◆ Short exercise
Rewrite every line of the material as a numbered list, skipping blank lines and leaving out the pictures.
::::::::
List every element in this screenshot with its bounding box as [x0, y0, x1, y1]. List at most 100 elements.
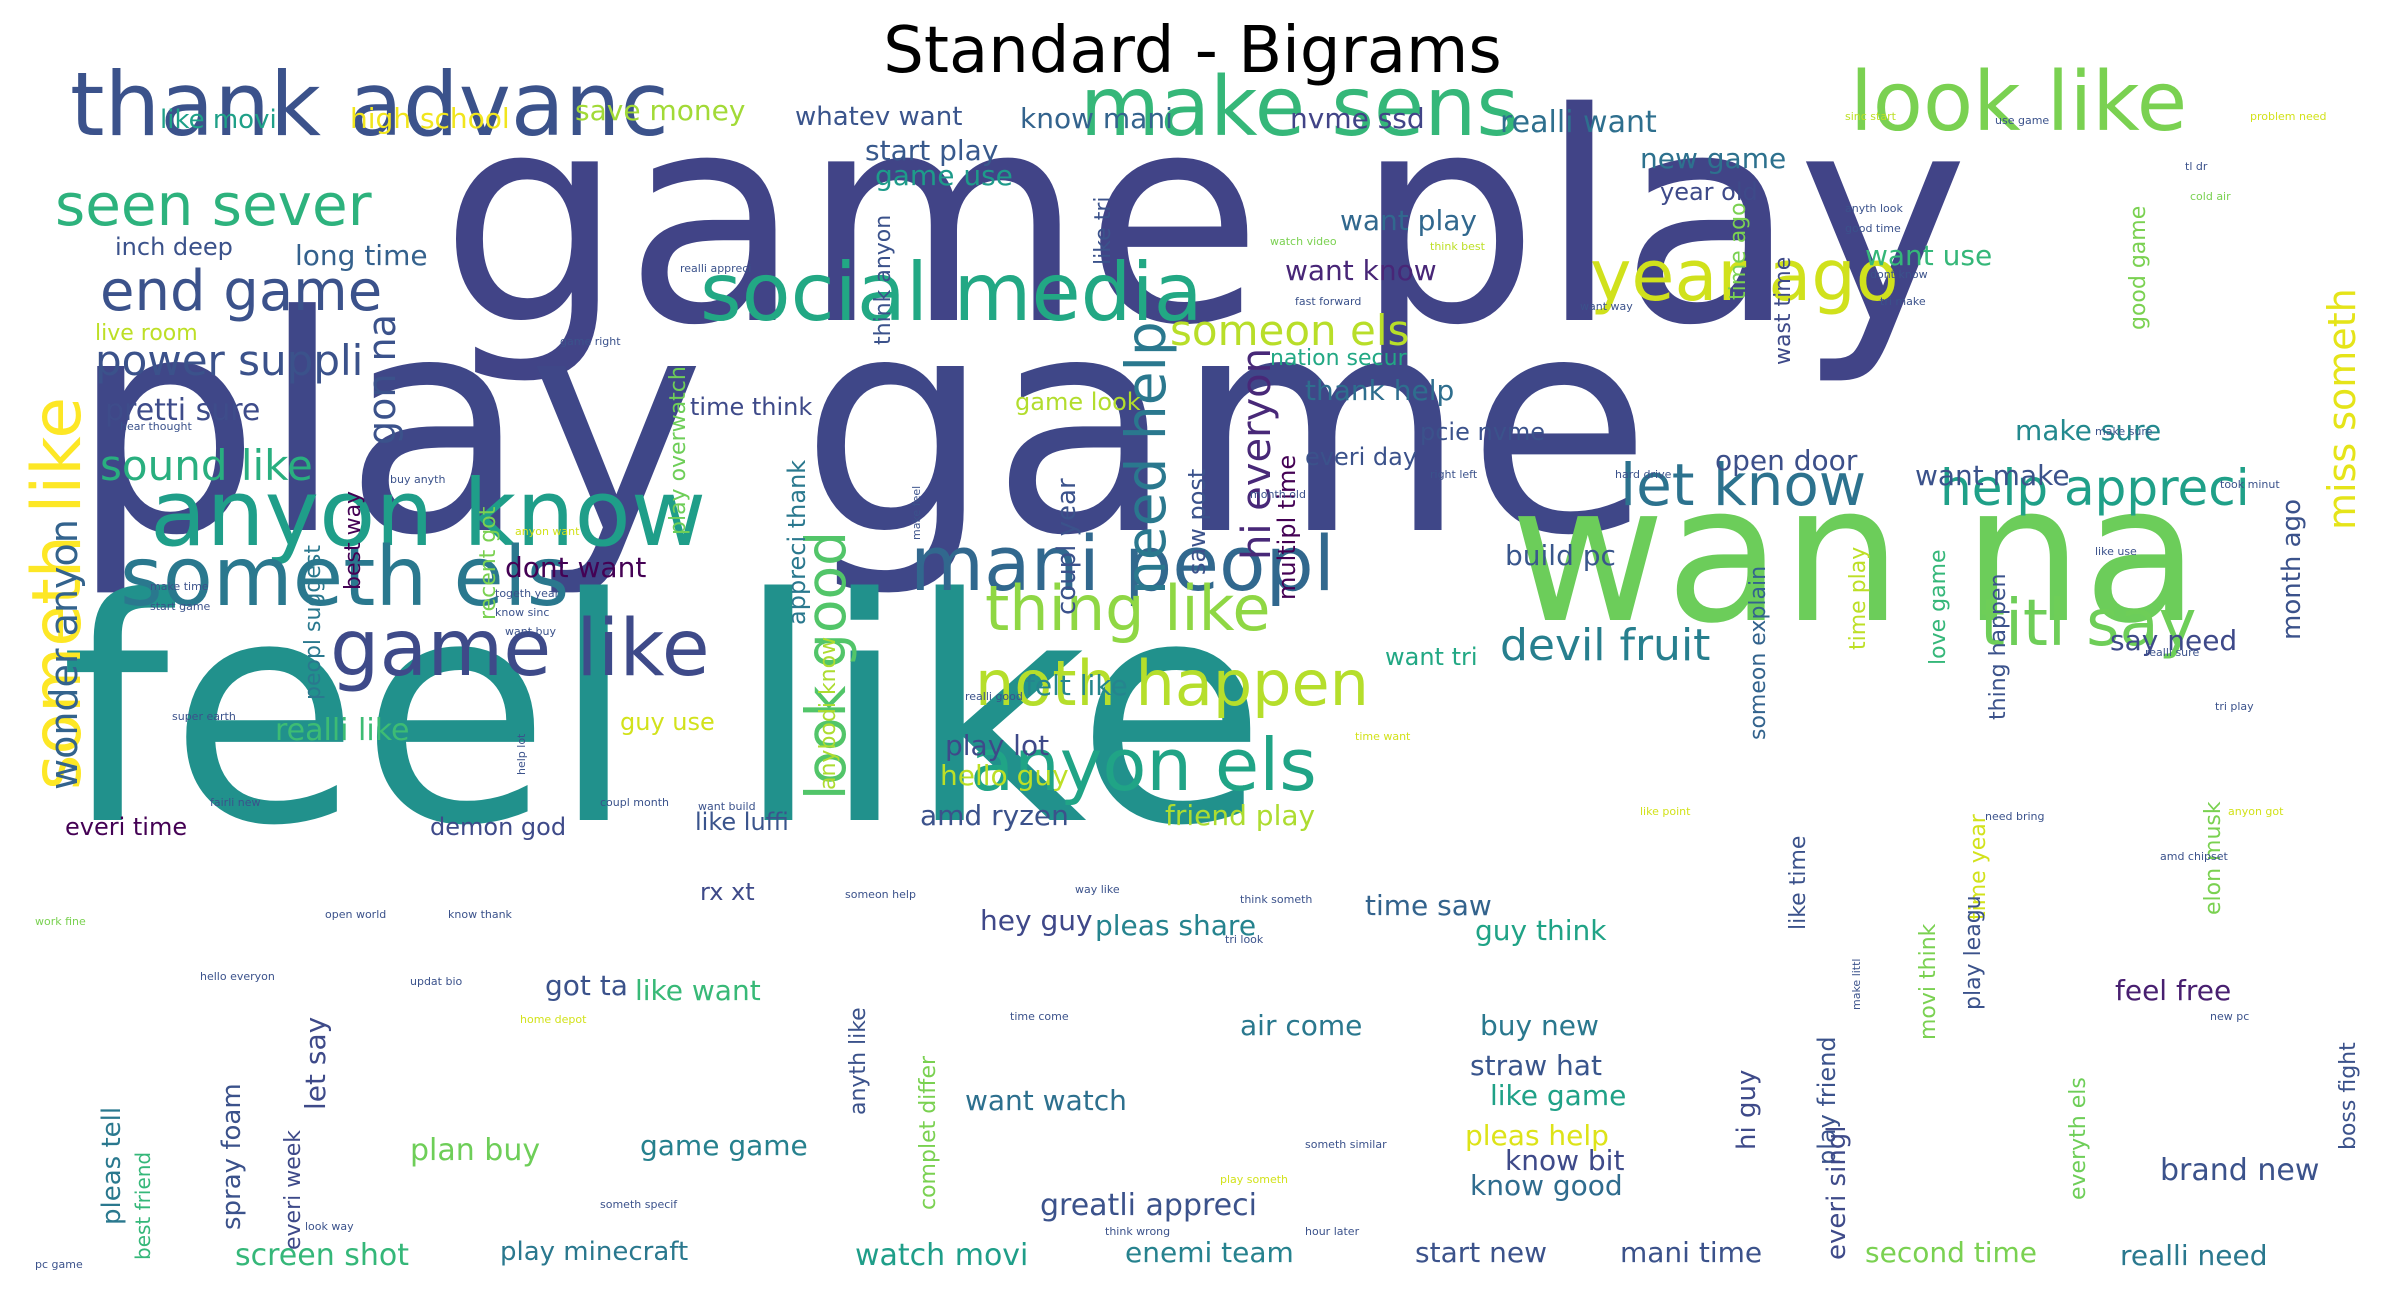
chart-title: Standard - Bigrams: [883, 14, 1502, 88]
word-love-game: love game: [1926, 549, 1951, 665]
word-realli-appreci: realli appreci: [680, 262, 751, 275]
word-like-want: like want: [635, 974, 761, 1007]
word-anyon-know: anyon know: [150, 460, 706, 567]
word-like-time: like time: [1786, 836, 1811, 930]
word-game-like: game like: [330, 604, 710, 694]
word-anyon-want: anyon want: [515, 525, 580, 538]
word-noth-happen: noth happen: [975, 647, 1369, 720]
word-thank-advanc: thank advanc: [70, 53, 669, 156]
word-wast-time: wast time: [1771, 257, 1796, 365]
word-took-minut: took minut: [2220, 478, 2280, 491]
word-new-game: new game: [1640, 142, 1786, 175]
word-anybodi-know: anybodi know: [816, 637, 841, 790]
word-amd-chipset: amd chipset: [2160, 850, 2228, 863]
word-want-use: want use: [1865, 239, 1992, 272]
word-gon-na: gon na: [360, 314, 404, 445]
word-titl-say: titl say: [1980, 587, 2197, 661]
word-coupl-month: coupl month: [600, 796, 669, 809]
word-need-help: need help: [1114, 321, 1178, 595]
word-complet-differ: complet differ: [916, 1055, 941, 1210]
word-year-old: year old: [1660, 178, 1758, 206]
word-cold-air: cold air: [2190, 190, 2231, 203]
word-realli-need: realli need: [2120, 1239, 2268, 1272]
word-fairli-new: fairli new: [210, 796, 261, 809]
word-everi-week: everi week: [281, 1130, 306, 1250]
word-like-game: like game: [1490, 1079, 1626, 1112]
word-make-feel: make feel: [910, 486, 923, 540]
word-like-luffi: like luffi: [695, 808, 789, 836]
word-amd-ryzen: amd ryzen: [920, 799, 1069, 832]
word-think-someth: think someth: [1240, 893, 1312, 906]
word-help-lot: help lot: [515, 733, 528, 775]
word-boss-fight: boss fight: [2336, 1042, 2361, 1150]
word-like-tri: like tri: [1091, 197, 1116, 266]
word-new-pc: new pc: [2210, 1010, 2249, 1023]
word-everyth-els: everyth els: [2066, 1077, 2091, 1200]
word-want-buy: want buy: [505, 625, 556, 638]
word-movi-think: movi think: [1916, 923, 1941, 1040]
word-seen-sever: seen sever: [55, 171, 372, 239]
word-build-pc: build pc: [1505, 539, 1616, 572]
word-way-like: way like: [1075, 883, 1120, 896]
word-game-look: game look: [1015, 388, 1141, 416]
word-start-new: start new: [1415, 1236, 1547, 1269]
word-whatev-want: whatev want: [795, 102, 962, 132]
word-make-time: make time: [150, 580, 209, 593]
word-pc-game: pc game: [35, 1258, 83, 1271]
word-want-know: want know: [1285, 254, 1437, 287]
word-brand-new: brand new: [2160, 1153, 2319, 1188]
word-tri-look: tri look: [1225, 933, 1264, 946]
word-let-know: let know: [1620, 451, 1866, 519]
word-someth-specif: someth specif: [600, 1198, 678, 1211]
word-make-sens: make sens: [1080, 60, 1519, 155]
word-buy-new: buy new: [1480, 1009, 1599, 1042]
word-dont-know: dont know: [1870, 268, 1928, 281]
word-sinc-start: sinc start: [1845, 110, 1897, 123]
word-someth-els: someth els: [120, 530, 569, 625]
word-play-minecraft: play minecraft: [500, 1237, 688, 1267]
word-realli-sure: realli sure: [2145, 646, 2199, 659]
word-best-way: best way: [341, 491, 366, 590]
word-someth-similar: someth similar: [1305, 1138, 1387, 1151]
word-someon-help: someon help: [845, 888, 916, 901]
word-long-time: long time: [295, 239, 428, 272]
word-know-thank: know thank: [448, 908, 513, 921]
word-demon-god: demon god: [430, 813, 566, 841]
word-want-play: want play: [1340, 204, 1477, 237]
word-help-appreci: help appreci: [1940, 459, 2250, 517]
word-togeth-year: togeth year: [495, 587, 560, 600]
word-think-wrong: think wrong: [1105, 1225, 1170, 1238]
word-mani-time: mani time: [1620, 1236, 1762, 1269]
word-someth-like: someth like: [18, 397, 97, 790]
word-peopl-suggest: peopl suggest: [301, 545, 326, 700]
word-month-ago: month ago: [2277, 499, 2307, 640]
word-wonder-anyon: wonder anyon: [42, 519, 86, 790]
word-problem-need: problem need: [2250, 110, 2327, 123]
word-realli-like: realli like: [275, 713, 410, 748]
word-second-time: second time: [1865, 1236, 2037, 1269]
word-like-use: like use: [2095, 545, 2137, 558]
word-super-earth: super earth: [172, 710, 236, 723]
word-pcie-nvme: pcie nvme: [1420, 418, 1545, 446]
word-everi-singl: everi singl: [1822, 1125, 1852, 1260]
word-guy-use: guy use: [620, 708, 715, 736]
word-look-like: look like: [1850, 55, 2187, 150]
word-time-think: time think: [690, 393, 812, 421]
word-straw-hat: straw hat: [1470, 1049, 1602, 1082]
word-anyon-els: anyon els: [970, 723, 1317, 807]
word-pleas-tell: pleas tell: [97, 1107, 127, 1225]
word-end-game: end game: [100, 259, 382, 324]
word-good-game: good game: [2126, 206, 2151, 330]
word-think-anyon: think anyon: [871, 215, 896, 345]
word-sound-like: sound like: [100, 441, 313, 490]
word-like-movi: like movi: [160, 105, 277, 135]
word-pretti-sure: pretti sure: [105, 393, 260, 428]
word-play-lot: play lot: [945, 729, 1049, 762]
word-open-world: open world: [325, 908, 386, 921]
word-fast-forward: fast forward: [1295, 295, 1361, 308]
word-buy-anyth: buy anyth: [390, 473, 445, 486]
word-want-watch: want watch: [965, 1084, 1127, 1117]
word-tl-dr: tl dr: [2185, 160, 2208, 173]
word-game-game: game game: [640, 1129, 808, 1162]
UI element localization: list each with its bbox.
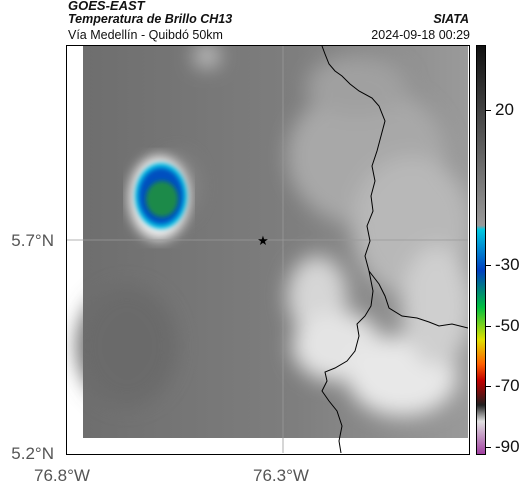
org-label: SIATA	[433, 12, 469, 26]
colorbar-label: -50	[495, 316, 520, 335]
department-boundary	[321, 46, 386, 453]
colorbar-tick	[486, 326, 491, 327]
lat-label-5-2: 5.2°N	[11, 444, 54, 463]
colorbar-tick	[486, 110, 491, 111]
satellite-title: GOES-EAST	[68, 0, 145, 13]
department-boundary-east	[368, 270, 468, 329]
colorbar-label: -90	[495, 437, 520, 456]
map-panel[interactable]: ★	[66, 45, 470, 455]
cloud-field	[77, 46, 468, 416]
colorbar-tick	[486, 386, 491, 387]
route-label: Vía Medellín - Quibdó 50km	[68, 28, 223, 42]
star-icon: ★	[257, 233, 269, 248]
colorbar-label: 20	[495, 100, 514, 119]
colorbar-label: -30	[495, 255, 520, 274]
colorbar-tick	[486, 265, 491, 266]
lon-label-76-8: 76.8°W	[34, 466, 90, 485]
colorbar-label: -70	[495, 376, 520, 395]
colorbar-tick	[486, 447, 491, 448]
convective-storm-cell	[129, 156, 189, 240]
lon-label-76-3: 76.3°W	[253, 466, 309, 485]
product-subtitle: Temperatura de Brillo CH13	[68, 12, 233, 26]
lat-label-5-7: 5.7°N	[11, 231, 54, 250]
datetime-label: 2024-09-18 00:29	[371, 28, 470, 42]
::::::::
◆ Task solution
1. List every element in this screenshot with its bounding box as [x0, y0, x1, y1]. List at most 100 elements.
2. chart-title: Standard - Bigrams: [883, 14, 1502, 88]
3. word-love-game: love game: [1926, 549, 1951, 665]
4. word-realli-appreci: realli appreci: [680, 262, 751, 275]
5. word-like-want: like want: [635, 974, 761, 1007]
6. word-anyon-know: anyon know: [150, 460, 706, 567]
7. word-like-time: like time: [1786, 836, 1811, 930]
8. word-game-like: game like: [330, 604, 710, 694]
9. word-anyon-want: anyon want: [515, 525, 580, 538]
10. word-noth-happen: noth happen: [975, 647, 1369, 720]
11. word-thank-advanc: thank advanc: [70, 53, 669, 156]
12. word-wast-time: wast time: [1771, 257, 1796, 365]
13. word-took-minut: took minut: [2220, 478, 2280, 491]
14. word-new-game: new game: [1640, 142, 1786, 175]
15. word-anybodi-know: anybodi know: [816, 637, 841, 790]
16. word-amd-chipset: amd chipset: [2160, 850, 2228, 863]
17. word-want-use: want use: [1865, 239, 1992, 272]
18. word-gon-na: gon na: [360, 314, 404, 445]
19. word-titl-say: titl say: [1980, 587, 2197, 661]
20. word-coupl-month: coupl month: [600, 796, 669, 809]
21. word-need-help: need help: [1114, 321, 1178, 595]
22. word-complet-differ: complet differ: [916, 1055, 941, 1210]
23. word-year-old: year old: [1660, 178, 1758, 206]
24. word-cold-air: cold air: [2190, 190, 2231, 203]
25. word-realli-need: realli need: [2120, 1239, 2268, 1272]
26. word-fairli-new: fairli new: [210, 796, 261, 809]
27. word-everi-week: everi week: [281, 1130, 306, 1250]
28. word-like-game: like game: [1490, 1079, 1626, 1112]
29. word-make-feel: make feel: [910, 486, 923, 540]
30. word-like-luffi: like luffi: [695, 808, 789, 836]
31. word-amd-ryzen: amd ryzen: [920, 799, 1069, 832]
32. word-think-someth: think someth: [1240, 893, 1312, 906]
33. word-help-lot: help lot: [515, 733, 528, 775]
34. word-boss-fight: boss fight: [2336, 1042, 2361, 1150]
35. word-like-tri: like tri: [1091, 197, 1116, 266]
36. word-new-pc: new pc: [2210, 1010, 2249, 1023]
37. word-everyth-els: everyth els: [2066, 1077, 2091, 1200]
38. word-want-buy: want buy: [505, 625, 556, 638]
39. word-movi-think: movi think: [1916, 923, 1941, 1040]
40. word-seen-sever: seen sever: [55, 171, 372, 239]
41. word-build-pc: build pc: [1505, 539, 1616, 572]
42. word-way-like: way like: [1075, 883, 1120, 896]
43. word-game-look: game look: [1015, 388, 1141, 416]
44. word-start-new: start new: [1415, 1236, 1547, 1269]
45. word-whatev-want: whatev want: [795, 102, 962, 132]
46. word-make-time: make time: [150, 580, 209, 593]
47. word-pc-game: pc game: [35, 1258, 83, 1271]
48. word-want-know: want know: [1285, 254, 1437, 287]
49. word-brand-new: brand new: [2160, 1153, 2319, 1188]
50. word-tri-look: tri look: [1225, 933, 1264, 946]
51. word-let-know: let know: [1620, 451, 1866, 519]
52. word-someth-specif: someth specif: [600, 1198, 678, 1211]
53. word-make-sens: make sens: [1080, 60, 1519, 155]
54. word-buy-new: buy new: [1480, 1009, 1599, 1042]
55. word-dont-know: dont know: [1870, 268, 1928, 281]
56. word-sinc-start: sinc start: [1845, 110, 1897, 123]
57. word-someth-els: someth els: [120, 530, 569, 625]
58. word-play-minecraft: play minecraft: [500, 1237, 688, 1267]
59. word-realli-sure: realli sure: [2145, 646, 2199, 659]
60. word-best-way: best way: [341, 491, 366, 590]
61. word-someth-similar: someth similar: [1305, 1138, 1387, 1151]
62. word-someon-help: someon help: [845, 888, 916, 901]
63. word-long-time: long time: [295, 239, 428, 272]
64. word-know-thank: know thank: [448, 908, 513, 921]
65. word-demon-god: demon god: [430, 813, 566, 841]
66. word-want-play: want play: [1340, 204, 1477, 237]
67. word-help-appreci: help appreci: [1940, 459, 2250, 517]
68. word-togeth-year: togeth year: [495, 587, 560, 600]
69. word-think-wrong: think wrong: [1105, 1225, 1170, 1238]
70. word-mani-time: mani time: [1620, 1236, 1762, 1269]
71. word-someth-like: someth like: [18, 397, 97, 790]
72. word-peopl-suggest: peopl suggest: [301, 545, 326, 700]
73. word-month-ago: month ago: [2277, 499, 2307, 640]
74. word-wonder-anyon: wonder anyon: [42, 519, 86, 790]
75. word-problem-need: problem need: [2250, 110, 2327, 123]
76. word-realli-like: realli like: [275, 713, 410, 748]
77. word-second-time: second time: [1865, 1236, 2037, 1269]
78. word-like-use: like use: [2095, 545, 2137, 558]
79. word-super-earth: super earth: [172, 710, 236, 723]
80. word-pcie-nvme: pcie nvme: [1420, 418, 1545, 446]
81. word-everi-singl: everi singl: [1822, 1125, 1852, 1260]
82. word-guy-use: guy use: [620, 708, 715, 736]
83. word-look-like: look like: [1850, 55, 2187, 150]
84. word-time-think: time think: [690, 393, 812, 421]
85. word-straw-hat: straw hat: [1470, 1049, 1602, 1082]
86. word-anyon-els: anyon els: [970, 723, 1317, 807]
87. word-pleas-tell: pleas tell: [97, 1107, 127, 1225]
88. word-end-game: end game: [100, 259, 382, 324]
89. word-good-game: good game: [2126, 206, 2151, 330]
90. word-think-anyon: think anyon: [871, 215, 896, 345]
91. word-sound-like: sound like: [100, 441, 313, 490]
92. word-like-movi: like movi: [160, 105, 277, 135]
93. word-pretti-sure: pretti sure: [105, 393, 260, 428]
94. word-play-lot: play lot: [945, 729, 1049, 762]
95. word-open-world: open world: [325, 908, 386, 921]
96. word-fast-forward: fast forward: [1295, 295, 1361, 308]
97. word-buy-anyth: buy anyth: [390, 473, 445, 486]
98. word-want-watch: want watch: [965, 1084, 1127, 1117]
99. word-tl-dr: tl dr: [2185, 160, 2208, 173]
100. word-game-game: game game: [640, 1129, 808, 1162]
101. UI element localization: list each with its bbox.
102. org-label: SIATA	[433, 12, 469, 26]
103. colorbar-label: -50	[495, 316, 520, 335]
104. department-boundary	[321, 46, 386, 453]
105. colorbar-tick	[486, 326, 491, 327]
106. lat-label-5-2: 5.2°N	[11, 444, 54, 463]
107. colorbar-tick	[486, 110, 491, 111]
108. satellite-title: GOES-EAST	[68, 0, 145, 13]
109. department-boundary-east	[368, 270, 468, 329]
110. colorbar-label: -90	[495, 437, 520, 456]
111. map-panel[interactable]: ★	[66, 45, 470, 455]
112. cloud-field	[77, 46, 468, 416]
113. colorbar-tick	[486, 386, 491, 387]
114. route-label: Vía Medellín - Quibdó 50km	[68, 28, 223, 42]
115. star-icon: ★	[257, 233, 269, 248]
116. colorbar-label: 20	[495, 100, 514, 119]
117. colorbar-label: -30	[495, 255, 520, 274]
118. colorbar-tick	[486, 265, 491, 266]
119. lon-label-76-8: 76.8°W	[34, 466, 90, 485]
120. colorbar-label: -70	[495, 376, 520, 395]
121. colorbar-tick	[486, 447, 491, 448]
122. convective-storm-cell	[129, 156, 189, 240]
123. lon-label-76-3: 76.3°W	[253, 466, 309, 485]
124. product-subtitle: Temperatura de Brillo CH13	[68, 12, 233, 26]
125. lat-label-5-7: 5.7°N	[11, 231, 54, 250]
126. datetime-label: 2024-09-18 00:29	[371, 28, 470, 42]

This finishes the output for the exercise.